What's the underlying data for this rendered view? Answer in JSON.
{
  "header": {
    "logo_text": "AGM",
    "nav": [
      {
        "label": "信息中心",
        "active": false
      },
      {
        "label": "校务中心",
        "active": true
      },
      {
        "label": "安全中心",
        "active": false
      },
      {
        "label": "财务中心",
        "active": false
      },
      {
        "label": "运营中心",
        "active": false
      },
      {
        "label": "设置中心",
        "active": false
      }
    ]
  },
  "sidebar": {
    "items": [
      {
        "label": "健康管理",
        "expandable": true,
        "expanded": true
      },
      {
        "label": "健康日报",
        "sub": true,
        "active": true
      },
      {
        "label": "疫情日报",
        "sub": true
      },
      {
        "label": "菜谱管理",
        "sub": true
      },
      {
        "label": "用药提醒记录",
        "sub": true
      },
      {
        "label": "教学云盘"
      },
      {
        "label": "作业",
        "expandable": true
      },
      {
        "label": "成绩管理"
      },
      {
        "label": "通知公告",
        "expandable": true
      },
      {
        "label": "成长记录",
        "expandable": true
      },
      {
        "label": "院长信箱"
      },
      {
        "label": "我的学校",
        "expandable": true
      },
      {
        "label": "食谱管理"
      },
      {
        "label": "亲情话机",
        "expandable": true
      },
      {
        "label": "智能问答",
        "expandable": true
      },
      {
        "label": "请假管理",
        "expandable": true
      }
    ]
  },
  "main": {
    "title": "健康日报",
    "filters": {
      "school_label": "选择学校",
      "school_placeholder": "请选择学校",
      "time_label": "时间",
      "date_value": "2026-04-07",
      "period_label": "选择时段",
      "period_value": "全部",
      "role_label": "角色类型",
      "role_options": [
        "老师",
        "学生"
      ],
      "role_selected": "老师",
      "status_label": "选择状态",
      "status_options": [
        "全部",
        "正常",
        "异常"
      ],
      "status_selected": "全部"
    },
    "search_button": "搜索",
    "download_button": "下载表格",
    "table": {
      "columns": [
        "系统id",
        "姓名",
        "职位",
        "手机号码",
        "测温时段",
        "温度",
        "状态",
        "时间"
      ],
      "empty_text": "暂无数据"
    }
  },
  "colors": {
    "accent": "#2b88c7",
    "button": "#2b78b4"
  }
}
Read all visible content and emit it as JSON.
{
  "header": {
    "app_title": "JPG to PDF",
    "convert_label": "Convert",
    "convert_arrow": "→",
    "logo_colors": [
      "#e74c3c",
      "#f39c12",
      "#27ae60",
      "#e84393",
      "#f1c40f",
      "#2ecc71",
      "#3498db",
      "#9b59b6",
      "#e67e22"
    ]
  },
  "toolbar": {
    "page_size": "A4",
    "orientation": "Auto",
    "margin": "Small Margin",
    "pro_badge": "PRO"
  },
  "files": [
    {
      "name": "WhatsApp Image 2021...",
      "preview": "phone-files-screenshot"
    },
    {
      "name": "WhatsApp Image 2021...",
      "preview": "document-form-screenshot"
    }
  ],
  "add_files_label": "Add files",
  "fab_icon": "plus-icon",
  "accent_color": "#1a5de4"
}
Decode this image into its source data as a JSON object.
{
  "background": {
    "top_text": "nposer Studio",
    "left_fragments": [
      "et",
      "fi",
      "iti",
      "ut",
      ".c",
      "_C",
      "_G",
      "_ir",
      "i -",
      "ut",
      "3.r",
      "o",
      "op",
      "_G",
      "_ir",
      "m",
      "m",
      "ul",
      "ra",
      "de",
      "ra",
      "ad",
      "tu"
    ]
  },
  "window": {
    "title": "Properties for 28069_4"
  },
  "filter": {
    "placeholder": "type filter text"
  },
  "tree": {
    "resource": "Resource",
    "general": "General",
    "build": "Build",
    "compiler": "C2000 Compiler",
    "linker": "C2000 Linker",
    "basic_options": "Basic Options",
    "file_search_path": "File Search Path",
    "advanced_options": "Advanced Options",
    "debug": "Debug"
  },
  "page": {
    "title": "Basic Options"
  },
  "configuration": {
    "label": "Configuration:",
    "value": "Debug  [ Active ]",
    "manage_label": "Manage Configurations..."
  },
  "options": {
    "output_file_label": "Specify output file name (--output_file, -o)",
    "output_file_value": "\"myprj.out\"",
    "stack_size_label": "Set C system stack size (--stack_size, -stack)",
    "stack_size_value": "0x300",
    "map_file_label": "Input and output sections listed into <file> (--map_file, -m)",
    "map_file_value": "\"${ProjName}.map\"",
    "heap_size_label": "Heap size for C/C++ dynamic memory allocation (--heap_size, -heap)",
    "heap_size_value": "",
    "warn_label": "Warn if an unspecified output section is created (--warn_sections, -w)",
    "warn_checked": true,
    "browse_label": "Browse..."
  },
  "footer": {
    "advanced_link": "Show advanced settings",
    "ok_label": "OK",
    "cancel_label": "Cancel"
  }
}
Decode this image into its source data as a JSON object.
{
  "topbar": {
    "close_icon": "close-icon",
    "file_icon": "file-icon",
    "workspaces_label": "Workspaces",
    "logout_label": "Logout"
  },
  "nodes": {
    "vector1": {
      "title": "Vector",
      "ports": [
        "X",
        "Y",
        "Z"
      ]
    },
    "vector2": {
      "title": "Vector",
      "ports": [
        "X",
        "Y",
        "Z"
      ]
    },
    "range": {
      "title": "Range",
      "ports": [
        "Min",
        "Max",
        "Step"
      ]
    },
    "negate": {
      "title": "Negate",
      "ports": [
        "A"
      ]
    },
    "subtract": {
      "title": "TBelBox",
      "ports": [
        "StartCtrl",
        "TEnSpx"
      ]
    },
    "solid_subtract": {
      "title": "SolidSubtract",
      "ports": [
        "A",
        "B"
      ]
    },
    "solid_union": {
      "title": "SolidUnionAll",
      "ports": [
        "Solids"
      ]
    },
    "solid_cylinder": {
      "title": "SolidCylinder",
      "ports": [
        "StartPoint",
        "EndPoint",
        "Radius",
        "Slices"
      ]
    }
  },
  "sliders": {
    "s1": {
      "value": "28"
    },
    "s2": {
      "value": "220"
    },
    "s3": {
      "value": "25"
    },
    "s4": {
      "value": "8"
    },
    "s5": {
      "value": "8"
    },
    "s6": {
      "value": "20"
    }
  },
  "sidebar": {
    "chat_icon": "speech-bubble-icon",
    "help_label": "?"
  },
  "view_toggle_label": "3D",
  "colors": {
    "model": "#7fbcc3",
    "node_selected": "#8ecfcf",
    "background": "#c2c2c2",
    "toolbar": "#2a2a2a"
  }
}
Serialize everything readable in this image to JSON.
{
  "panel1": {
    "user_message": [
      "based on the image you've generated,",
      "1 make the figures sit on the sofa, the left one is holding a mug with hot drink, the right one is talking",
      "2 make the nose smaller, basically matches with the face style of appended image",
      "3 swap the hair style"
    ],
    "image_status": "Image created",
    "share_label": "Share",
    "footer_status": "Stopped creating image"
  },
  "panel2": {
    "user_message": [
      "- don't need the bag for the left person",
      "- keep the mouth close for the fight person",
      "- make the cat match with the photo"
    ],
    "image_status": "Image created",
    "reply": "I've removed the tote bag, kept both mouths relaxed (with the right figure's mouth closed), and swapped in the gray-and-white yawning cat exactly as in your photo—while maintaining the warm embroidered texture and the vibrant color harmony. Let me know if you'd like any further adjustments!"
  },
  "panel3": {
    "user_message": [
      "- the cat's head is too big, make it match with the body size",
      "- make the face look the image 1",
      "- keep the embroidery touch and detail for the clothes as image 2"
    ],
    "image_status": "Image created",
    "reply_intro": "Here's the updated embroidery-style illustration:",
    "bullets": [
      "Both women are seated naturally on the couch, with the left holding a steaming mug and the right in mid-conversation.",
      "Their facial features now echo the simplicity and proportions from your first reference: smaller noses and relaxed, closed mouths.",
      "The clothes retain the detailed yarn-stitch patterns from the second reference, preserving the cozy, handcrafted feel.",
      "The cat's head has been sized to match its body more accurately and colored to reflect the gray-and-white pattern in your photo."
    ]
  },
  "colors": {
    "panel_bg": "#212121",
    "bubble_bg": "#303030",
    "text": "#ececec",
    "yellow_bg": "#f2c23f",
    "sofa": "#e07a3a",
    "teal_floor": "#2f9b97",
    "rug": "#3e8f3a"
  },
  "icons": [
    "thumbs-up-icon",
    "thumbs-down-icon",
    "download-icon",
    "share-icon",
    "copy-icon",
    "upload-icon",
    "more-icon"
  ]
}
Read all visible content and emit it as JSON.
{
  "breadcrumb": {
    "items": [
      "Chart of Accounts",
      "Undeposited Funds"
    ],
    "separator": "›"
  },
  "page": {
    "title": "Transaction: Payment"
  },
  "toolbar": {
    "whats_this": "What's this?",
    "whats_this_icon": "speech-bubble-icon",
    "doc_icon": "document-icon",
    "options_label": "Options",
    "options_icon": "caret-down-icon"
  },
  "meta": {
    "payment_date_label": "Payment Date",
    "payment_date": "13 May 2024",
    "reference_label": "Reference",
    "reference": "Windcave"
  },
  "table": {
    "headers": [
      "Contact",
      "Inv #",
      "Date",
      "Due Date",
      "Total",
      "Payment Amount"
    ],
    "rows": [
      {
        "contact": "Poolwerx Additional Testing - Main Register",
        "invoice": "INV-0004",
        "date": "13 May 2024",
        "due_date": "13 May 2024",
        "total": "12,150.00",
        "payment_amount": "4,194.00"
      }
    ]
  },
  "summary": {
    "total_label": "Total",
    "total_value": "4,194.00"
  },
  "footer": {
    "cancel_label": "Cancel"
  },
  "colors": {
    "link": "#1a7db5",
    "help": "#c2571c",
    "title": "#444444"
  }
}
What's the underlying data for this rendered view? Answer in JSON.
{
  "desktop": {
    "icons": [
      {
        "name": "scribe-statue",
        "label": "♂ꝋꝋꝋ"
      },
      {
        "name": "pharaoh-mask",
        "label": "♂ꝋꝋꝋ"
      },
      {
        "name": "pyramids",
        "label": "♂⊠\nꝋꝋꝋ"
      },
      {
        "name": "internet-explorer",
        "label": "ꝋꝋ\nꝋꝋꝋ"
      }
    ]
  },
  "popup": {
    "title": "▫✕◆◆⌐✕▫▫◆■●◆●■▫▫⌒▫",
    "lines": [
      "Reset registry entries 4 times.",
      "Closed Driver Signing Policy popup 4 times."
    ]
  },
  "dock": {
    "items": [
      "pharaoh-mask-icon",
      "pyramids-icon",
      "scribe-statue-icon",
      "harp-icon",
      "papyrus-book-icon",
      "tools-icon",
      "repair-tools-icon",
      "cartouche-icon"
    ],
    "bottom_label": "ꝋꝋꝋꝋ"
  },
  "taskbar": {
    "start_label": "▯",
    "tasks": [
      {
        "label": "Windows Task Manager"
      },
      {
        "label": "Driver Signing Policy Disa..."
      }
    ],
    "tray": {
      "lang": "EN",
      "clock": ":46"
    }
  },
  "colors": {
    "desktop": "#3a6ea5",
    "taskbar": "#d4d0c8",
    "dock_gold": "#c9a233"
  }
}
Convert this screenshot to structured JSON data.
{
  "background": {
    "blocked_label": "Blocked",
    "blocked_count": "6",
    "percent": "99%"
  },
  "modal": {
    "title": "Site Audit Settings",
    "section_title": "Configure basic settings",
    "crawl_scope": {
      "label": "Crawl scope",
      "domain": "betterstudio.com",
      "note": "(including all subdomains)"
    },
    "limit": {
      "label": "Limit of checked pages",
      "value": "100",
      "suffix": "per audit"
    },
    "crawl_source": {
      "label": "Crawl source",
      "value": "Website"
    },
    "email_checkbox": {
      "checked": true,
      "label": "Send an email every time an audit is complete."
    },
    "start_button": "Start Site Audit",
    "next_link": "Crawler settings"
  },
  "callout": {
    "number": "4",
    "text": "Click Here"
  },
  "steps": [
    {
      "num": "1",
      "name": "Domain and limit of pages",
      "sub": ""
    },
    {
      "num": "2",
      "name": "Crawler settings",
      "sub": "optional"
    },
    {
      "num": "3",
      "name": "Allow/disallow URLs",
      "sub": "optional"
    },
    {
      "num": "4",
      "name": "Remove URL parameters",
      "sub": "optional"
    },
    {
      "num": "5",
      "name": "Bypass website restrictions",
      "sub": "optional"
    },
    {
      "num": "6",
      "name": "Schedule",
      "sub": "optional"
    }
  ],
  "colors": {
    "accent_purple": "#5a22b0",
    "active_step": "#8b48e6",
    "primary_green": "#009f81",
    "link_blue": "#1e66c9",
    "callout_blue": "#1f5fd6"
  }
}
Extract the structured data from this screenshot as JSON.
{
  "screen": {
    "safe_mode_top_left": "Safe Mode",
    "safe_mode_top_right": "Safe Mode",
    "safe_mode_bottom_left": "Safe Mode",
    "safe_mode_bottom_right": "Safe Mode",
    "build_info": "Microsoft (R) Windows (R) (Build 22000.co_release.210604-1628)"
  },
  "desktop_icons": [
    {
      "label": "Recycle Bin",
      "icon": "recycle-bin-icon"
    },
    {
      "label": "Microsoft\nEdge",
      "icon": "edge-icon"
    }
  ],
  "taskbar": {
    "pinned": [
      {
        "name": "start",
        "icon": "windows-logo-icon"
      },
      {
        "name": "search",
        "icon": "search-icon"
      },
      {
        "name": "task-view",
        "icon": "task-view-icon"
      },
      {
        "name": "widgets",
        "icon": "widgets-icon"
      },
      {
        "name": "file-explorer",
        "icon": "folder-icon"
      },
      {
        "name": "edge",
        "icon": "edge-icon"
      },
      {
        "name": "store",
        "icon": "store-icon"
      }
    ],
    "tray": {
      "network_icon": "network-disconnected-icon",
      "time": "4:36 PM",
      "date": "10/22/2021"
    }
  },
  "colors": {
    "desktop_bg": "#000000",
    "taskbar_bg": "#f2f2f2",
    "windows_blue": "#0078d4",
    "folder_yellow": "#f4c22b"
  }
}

Requirements → From the entries above, copy out every line where the string "Crawler" appears.

Answer →
    "next_link": "Crawler settings"
      "name": "Crawler settings",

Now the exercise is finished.